- _WORK REQUIRED_
From the listing below, copy every line with the word "Personas".
###
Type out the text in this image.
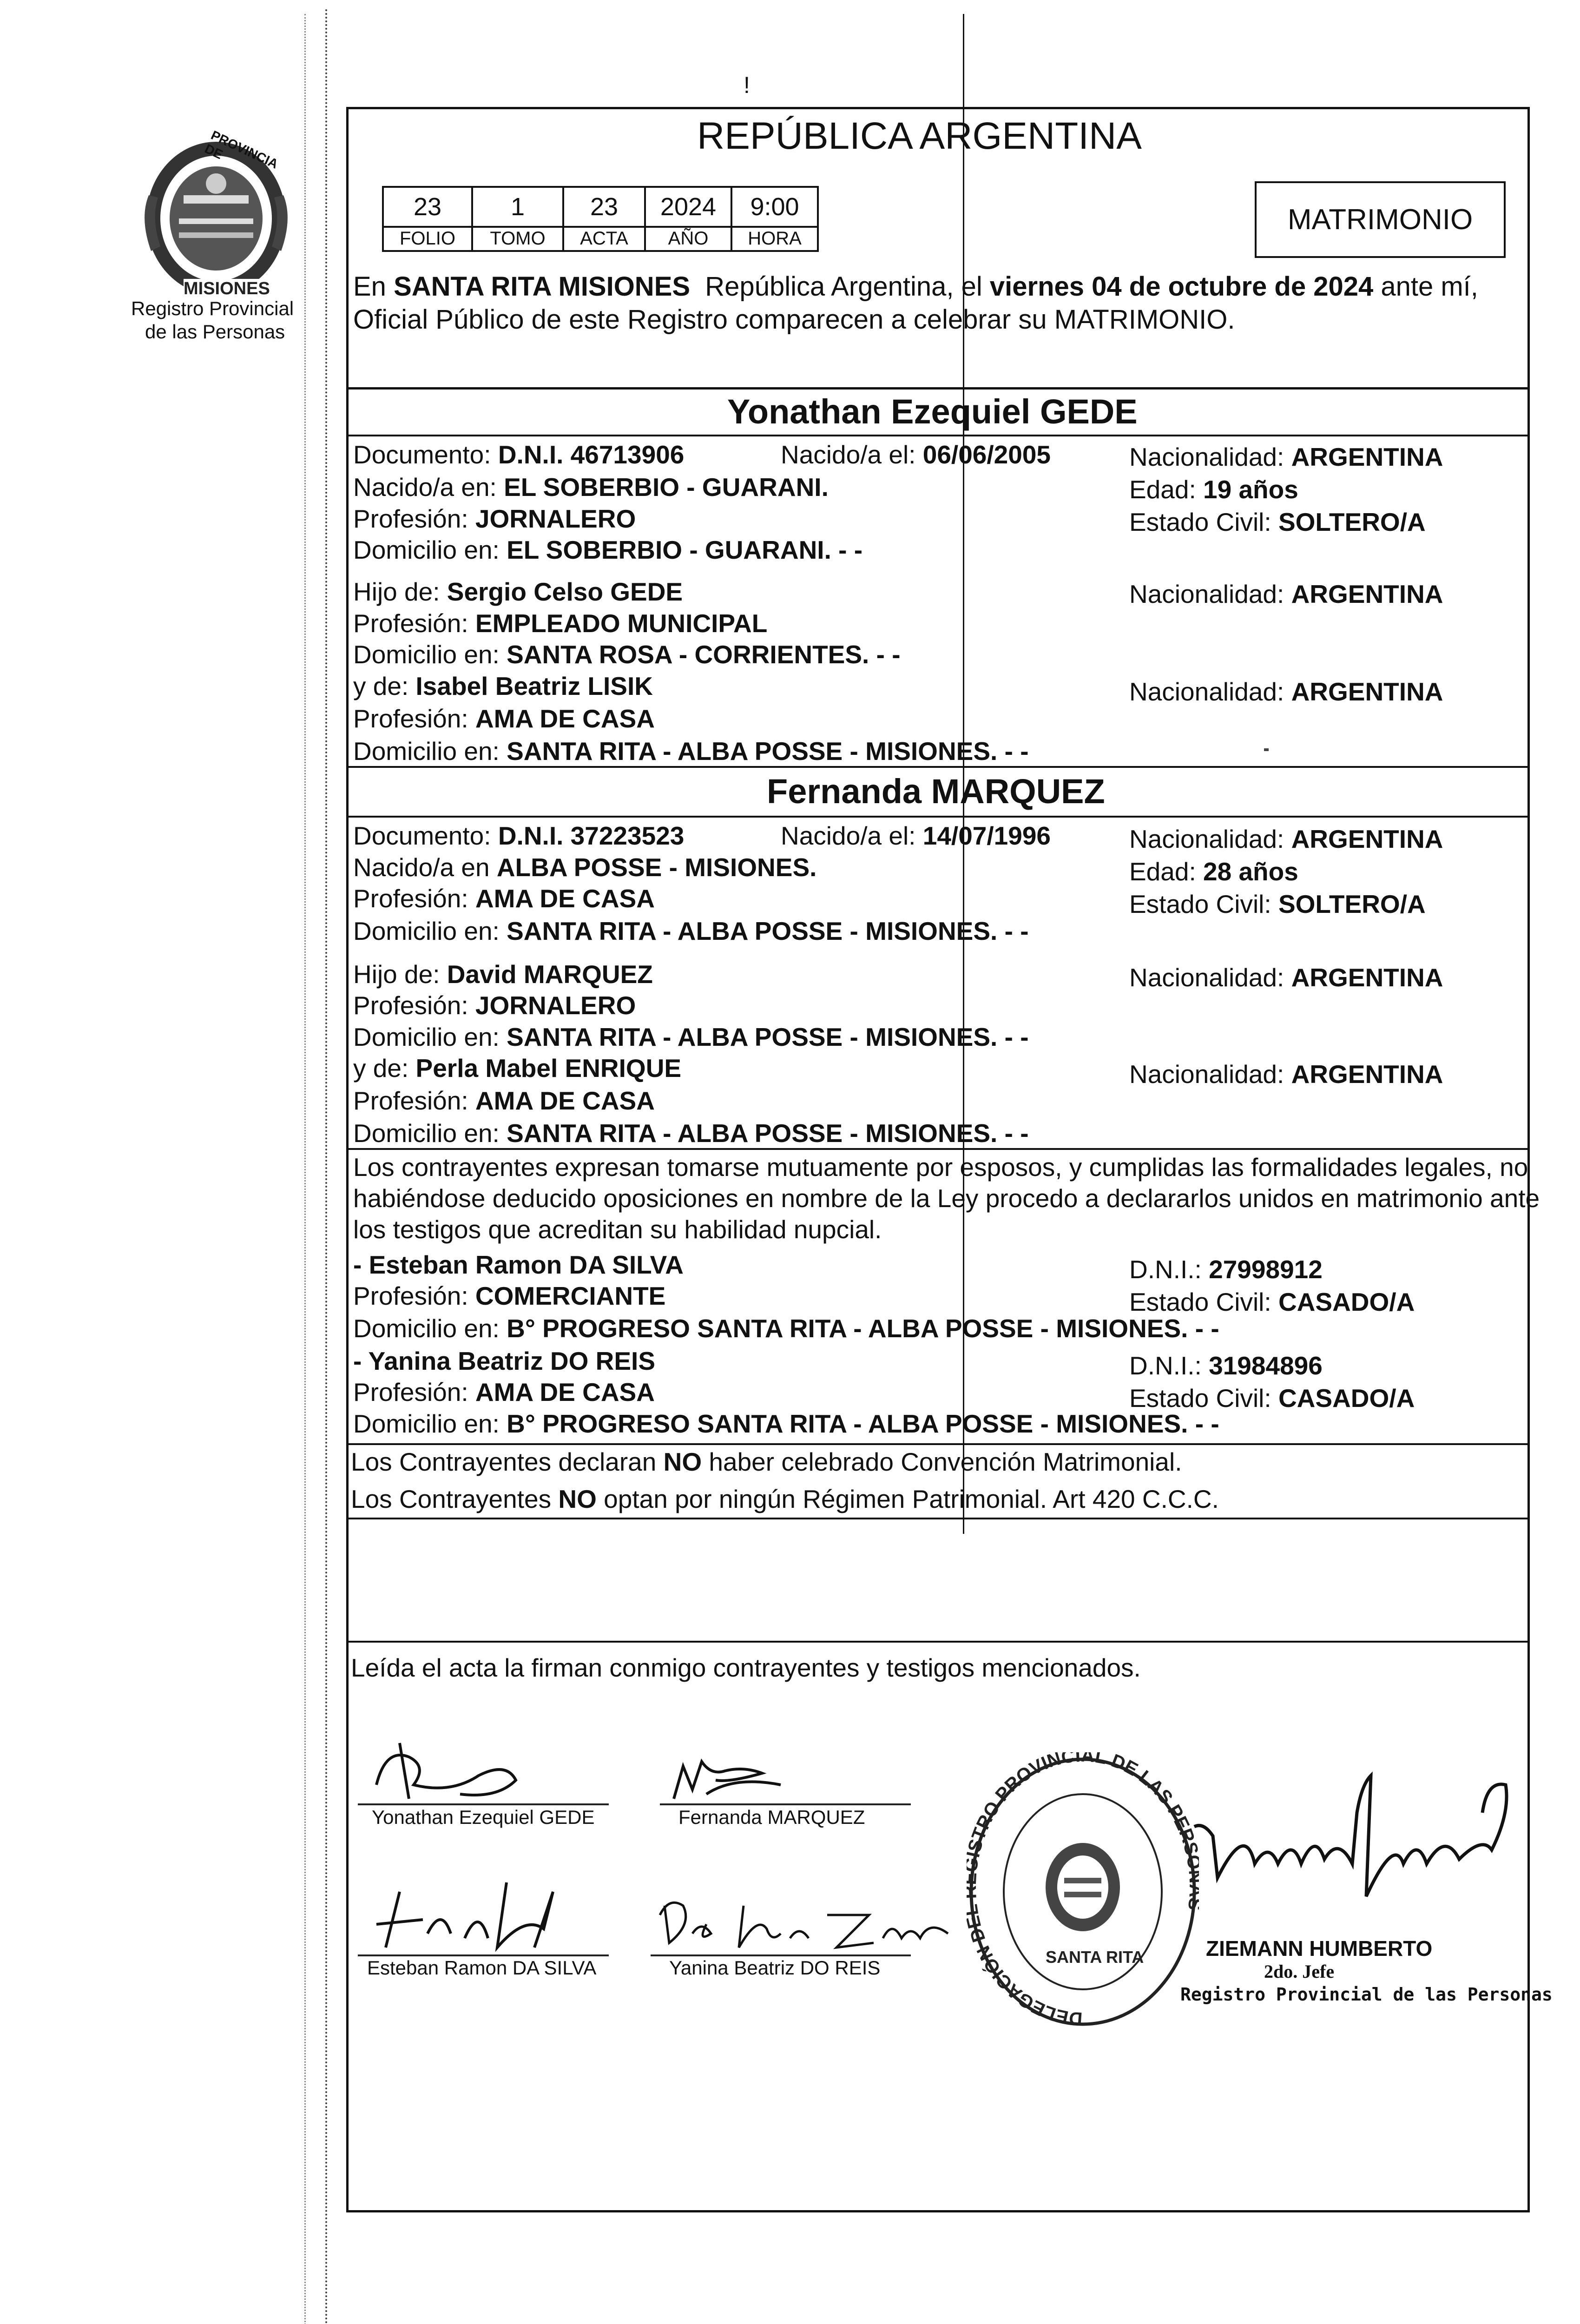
PROVINCIA DE
MISIONES
Registro Provincial
de las Personas
!
REPÚBLICA ARGENTINA
23	1	23	2024	9:00
FOLIO	TOMO	ACTA	AÑO	HORA
MATRIMONIO
En SANTA RITA MISIONES  República Argentina, el viernes 04 de octubre de 2024 ante mí,
Oficial Público de este Registro comparecen a celebrar su MATRIMONIO.
Yonathan Ezequiel GEDE
Documento: D.N.I. 46713906	Nacido/a el: 06/06/2005	Nacionalidad: ARGENTINA
Nacido/a en: EL SOBERBIO - GUARANI.	Edad: 19 años
Profesión: JORNALERO	Estado Civil: SOLTERO/A
Domicilio en: EL SOBERBIO - GUARANI. - -
Hijo de: Sergio Celso GEDE	Nacionalidad: ARGENTINA
Profesión: EMPLEADO MUNICIPAL
Domicilio en: SANTA ROSA - CORRIENTES. - -
y de: Isabel Beatriz LISIK	Nacionalidad: ARGENTINA
Profesión: AMA DE CASA
Domicilio en: SANTA RITA - ALBA POSSE - MISIONES. - -
Fernanda MARQUEZ
Documento: D.N.I. 37223523	Nacido/a el: 14/07/1996	Nacionalidad: ARGENTINA
Nacido/a en ALBA POSSE - MISIONES.	Edad: 28 años
Profesión: AMA DE CASA	Estado Civil: SOLTERO/A
Domicilio en: SANTA RITA - ALBA POSSE - MISIONES. - -
Hijo de: David MARQUEZ	Nacionalidad: ARGENTINA
Profesión: JORNALERO
Domicilio en: SANTA RITA - ALBA POSSE - MISIONES. - -
y de: Perla Mabel ENRIQUE	Nacionalidad: ARGENTINA
Profesión: AMA DE CASA
Domicilio en: SANTA RITA - ALBA POSSE - MISIONES. - -
Los contrayentes expresan tomarse mutuamente por esposos, y cumplidas las formalidades legales, no
habiéndose deducido oposiciones en nombre de la Ley procedo a declararlos unidos en matrimonio ante
los testigos que acreditan su habilidad nupcial.
- Esteban Ramon DA SILVA	D.N.I.: 27998912
Profesión: COMERCIANTE	Estado Civil: CASADO/A
Domicilio en: B° PROGRESO SANTA RITA - ALBA POSSE - MISIONES. - -
- Yanina Beatriz DO REIS	D.N.I.: 31984896
Profesión: AMA DE CASA	Estado Civil: CASADO/A
Domicilio en: B° PROGRESO SANTA RITA - ALBA POSSE - MISIONES. - -
Los Contrayentes declaran NO haber celebrado Convención Matrimonial.
Los Contrayentes NO optan por ningún Régimen Patrimonial. Art 420 C.C.C.
Leída el acta la firman conmigo contrayentes y testigos mencionados.
Yonathan Ezequiel GEDE	Fernanda MARQUEZ
Esteban Ramon DA SILVA	Yanina Beatriz DO REIS
DELEGACIÓN D TRO PROVINCIAL DE LAS PER
SANTA RITA	ZIEMANN HUMBERTO
2do. Jefe
Registro Provincial de las Personas
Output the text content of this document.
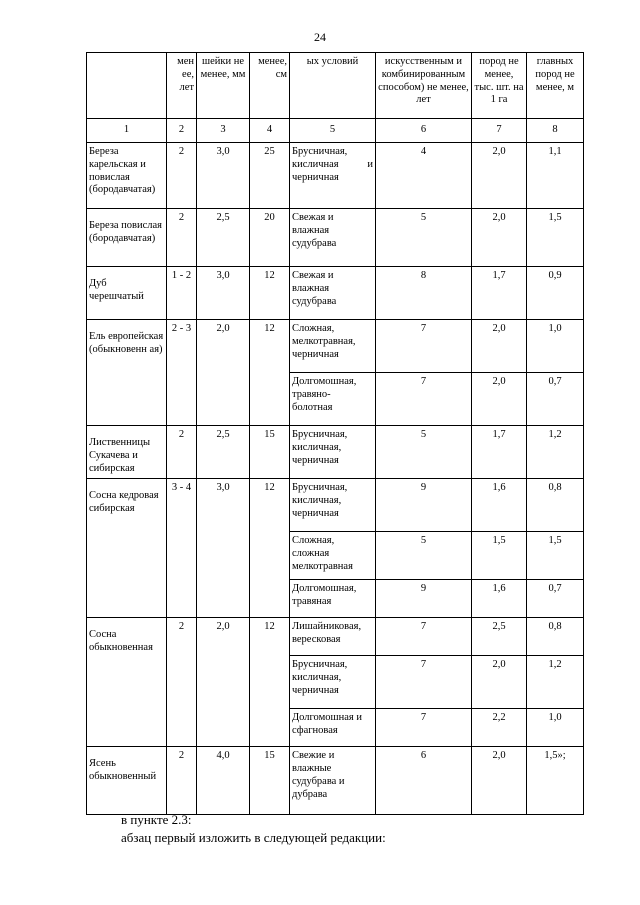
24
	мен ее, лет	шейки не менее, мм	менее, см	ых условий	искусственным и комбинированным способом) не менее, лет	пород не менее, тыс. шт. на 1 га	главных пород не менее, м
1	2	3	4	5	6	7	8
Береза карельская и повислая (бородавчатая)	2	3,0	25	Брусничная, кисличная и черничная	4	2,0	1,1
Береза повислая (бородавчатая)	2	2,5	20	Свежая и влажная судубрава	5	2,0	1,5
Дуб черешчатый	1 - 2	3,0	12	Свежая и влажная судубрава	8	1,7	0,9
Ель европейская (обыкновенн ая)	2 - 3	2,0	12	Сложная, мелкотравная, черничная	7	2,0	1,0
				Долгомошная, травяно- болотная	7	2,0	0,7
Лиственницы Сукачева и сибирская	2	2,5	15	Брусничная, кисличная, черничная	5	1,7	1,2
Сосна кедровая сибирская	3 - 4	3,0	12	Брусничная, кисличная, черничная	9	1,6	0,8
				Сложная, сложная мелкотравная	5	1,5	1,5
				Долгомошная, травяная	9	1,6	0,7
Сосна обыкновенная	2	2,0	12	Лишайниковая, вересковая	7	2,5	0,8
				Брусничная, кисличная, черничная	7	2,0	1,2
				Долгомошная и сфагновая	7	2,2	1,0
Ясень обыкновенный	2	4,0	15	Свежие и влажные судубрава и дубрава	6	2,0	1,5»;
в пункте 2.3:
абзац первый изложить в следующей редакции:
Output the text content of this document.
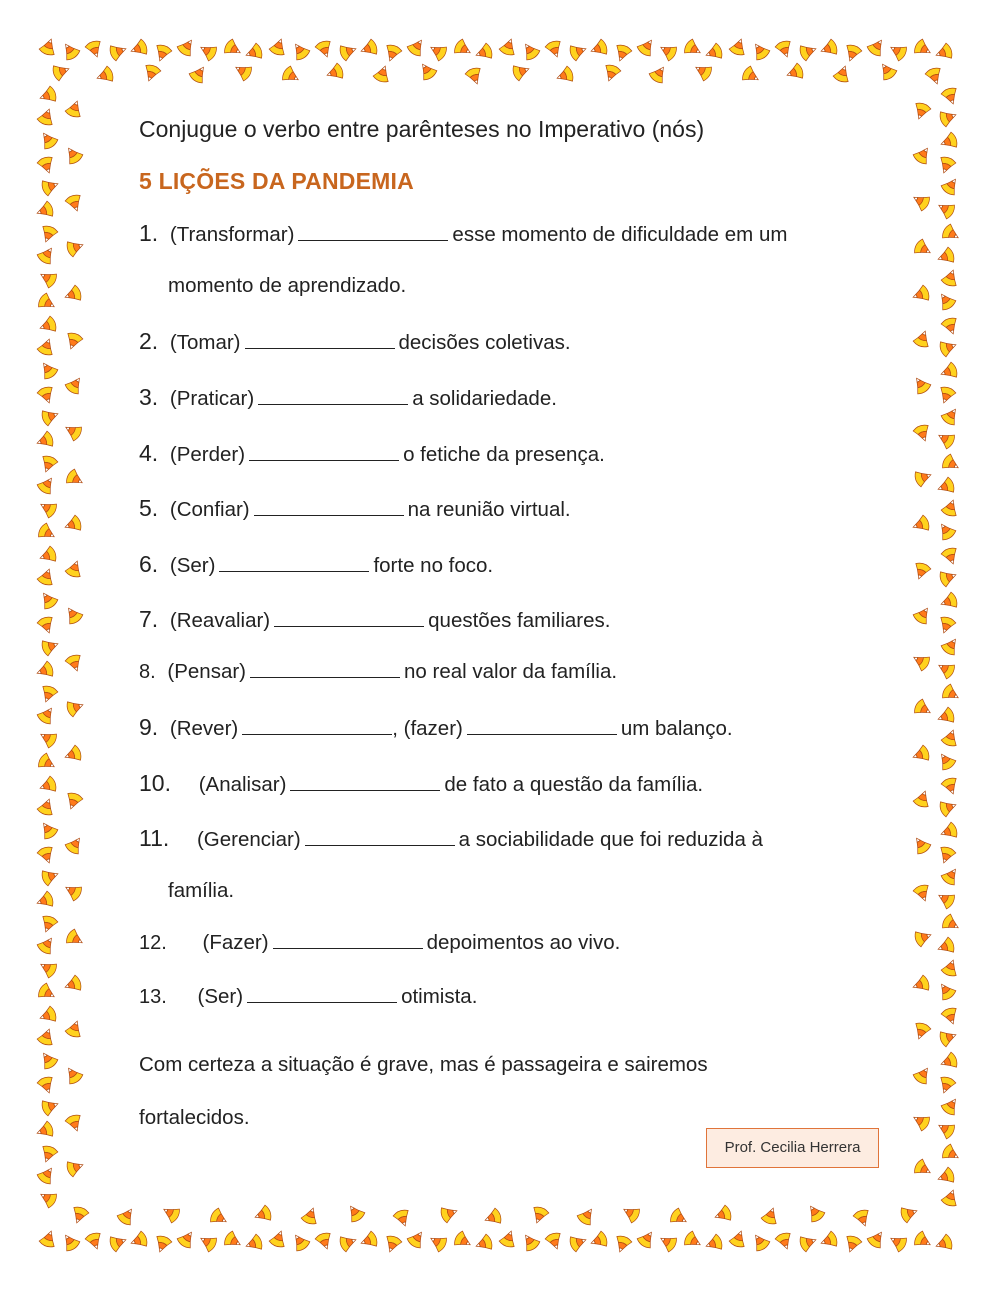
Conjugue o verbo entre parênteses no Imperativo (nós)
5 LIÇÕES DA PANDEMIA
1. (Transformar)	esse momento de dificuldade em um
momento de aprendizado.
2. (Tomar)	decisões coletivas.
3. (Praticar)	a solidariedade.
4. (Perder)	o fetiche da presença.
5. (Confiar)	na reunião virtual.
6. (Ser)	forte no foco.
7. (Reavaliar)	questões familiares.
8. (Pensar)	no real valor da família.
9. (Rever)	, (fazer)	um balanço.
10. (Analisar)	de fato a questão da família.
11. (Gerenciar)	a sociabilidade que foi reduzida à
família.
12. (Fazer)	depoimentos ao vivo.
13. (Ser)	otimista.
Com certeza a situação é grave, mas é passageira e sairemos
fortalecidos.
Prof. Cecilia Herrera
###
- _THE COMPLETED TASK_
de las Personas
Registro Provincial de las Personas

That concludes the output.